=== Problem statement ===
Here are some records; return them all exactly.

═══

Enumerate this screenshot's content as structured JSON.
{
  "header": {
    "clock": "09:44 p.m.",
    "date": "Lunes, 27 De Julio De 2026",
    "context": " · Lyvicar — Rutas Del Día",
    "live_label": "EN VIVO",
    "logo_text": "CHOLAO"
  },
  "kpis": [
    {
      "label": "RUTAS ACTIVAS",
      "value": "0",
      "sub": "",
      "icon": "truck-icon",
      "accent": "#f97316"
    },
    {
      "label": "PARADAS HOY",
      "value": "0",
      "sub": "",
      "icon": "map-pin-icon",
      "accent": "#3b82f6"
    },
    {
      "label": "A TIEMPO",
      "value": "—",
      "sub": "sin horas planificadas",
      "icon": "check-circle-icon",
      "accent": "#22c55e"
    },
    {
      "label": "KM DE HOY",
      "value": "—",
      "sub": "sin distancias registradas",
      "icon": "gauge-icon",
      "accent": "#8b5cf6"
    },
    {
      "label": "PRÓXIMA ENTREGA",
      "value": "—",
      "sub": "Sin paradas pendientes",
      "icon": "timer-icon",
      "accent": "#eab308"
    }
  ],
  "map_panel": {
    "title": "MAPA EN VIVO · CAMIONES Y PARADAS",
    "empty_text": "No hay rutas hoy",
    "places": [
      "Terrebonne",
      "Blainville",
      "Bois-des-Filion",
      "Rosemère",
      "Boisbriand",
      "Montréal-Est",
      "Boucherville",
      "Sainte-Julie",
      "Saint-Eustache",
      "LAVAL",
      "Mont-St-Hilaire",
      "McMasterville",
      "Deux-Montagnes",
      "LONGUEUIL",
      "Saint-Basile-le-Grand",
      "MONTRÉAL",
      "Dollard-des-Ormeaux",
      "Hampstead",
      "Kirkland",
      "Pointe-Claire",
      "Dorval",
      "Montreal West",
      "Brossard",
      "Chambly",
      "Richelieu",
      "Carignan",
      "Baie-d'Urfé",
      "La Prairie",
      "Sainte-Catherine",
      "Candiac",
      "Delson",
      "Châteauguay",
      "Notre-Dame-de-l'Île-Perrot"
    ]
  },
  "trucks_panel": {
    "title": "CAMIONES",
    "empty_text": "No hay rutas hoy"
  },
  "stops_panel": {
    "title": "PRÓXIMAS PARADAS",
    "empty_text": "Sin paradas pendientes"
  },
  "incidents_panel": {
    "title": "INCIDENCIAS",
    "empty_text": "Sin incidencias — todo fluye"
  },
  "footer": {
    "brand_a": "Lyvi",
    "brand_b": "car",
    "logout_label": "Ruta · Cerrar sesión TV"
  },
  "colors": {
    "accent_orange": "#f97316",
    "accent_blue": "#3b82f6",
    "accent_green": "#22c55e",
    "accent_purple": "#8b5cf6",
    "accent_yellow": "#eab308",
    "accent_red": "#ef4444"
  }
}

═══

=== Complete answer ===
Enumerate this screenshot's content as structured JSON.
{
  "header": {
    "clock": "09:44 p.m.",
    "date": "Lunes, 27 De Julio De 2026",
    "context": " · Lyvicar — Rutas Del Día",
    "live_label": "EN VIVO",
    "logo_text": "CHOLAO"
  },
  "kpis": [
    {
      "label": "RUTAS ACTIVAS",
      "value": "0",
      "sub": "",
      "icon": "truck-icon",
      "accent": "#f97316"
    },
    {
      "label": "PARADAS HOY",
      "value": "0",
      "sub": "",
      "icon": "map-pin-icon",
      "accent": "#3b82f6"
    },
    {
      "label": "A TIEMPO",
      "value": "—",
      "sub": "sin horas planificadas",
      "icon": "check-circle-icon",
      "accent": "#22c55e"
    },
    {
      "label": "KM DE HOY",
      "value": "—",
      "sub": "sin distancias registradas",
      "icon": "gauge-icon",
      "accent": "#8b5cf6"
    },
    {
      "label": "PRÓXIMA ENTREGA",
      "value": "—",
      "sub": "Sin paradas pendientes",
      "icon": "timer-icon",
      "accent": "#eab308"
    }
  ],
  "map_panel": {
    "title": "MAPA EN VIVO · CAMIONES Y PARADAS",
    "empty_text": "No hay rutas hoy",
    "places": [
      "Terrebonne",
      "Blainville",
      "Bois-des-Filion",
      "Rosemère",
      "Boisbriand",
      "Montréal-Est",
      "Boucherville",
      "Sainte-Julie",
      "Saint-Eustache",
      "LAVAL",
      "Mont-St-Hilaire",
      "McMasterville",
      "Deux-Montagnes",
      "LONGUEUIL",
      "Saint-Basile-le-Grand",
      "MONTRÉAL",
      "Dollard-des-Ormeaux",
      "Hampstead",
      "Kirkland",
      "Pointe-Claire",
      "Dorval",
      "Montreal West",
      "Brossard",
      "Chambly",
      "Richelieu",
      "Carignan",
      "Baie-d'Urfé",
      "La Prairie",
      "Sainte-Catherine",
      "Candiac",
      "Delson",
      "Châteauguay",
      "Notre-Dame-de-l'Île-Perrot"
    ]
  },
  "trucks_panel": {
    "title": "CAMIONES",
    "empty_text": "No hay rutas hoy"
  },
  "stops_panel": {
    "title": "PRÓXIMAS PARADAS",
    "empty_text": "Sin paradas pendientes"
  },
  "incidents_panel": {
    "title": "INCIDENCIAS",
    "empty_text": "Sin incidencias — todo fluye"
  },
  "footer": {
    "brand_a": "Lyvi",
    "brand_b": "car",
    "logout_label": "Ruta · Cerrar sesión TV"
  },
  "colors": {
    "accent_orange": "#f97316",
    "accent_blue": "#3b82f6",
    "accent_green": "#22c55e",
    "accent_purple": "#8b5cf6",
    "accent_yellow": "#eab308",
    "accent_red": "#ef4444"
  }
}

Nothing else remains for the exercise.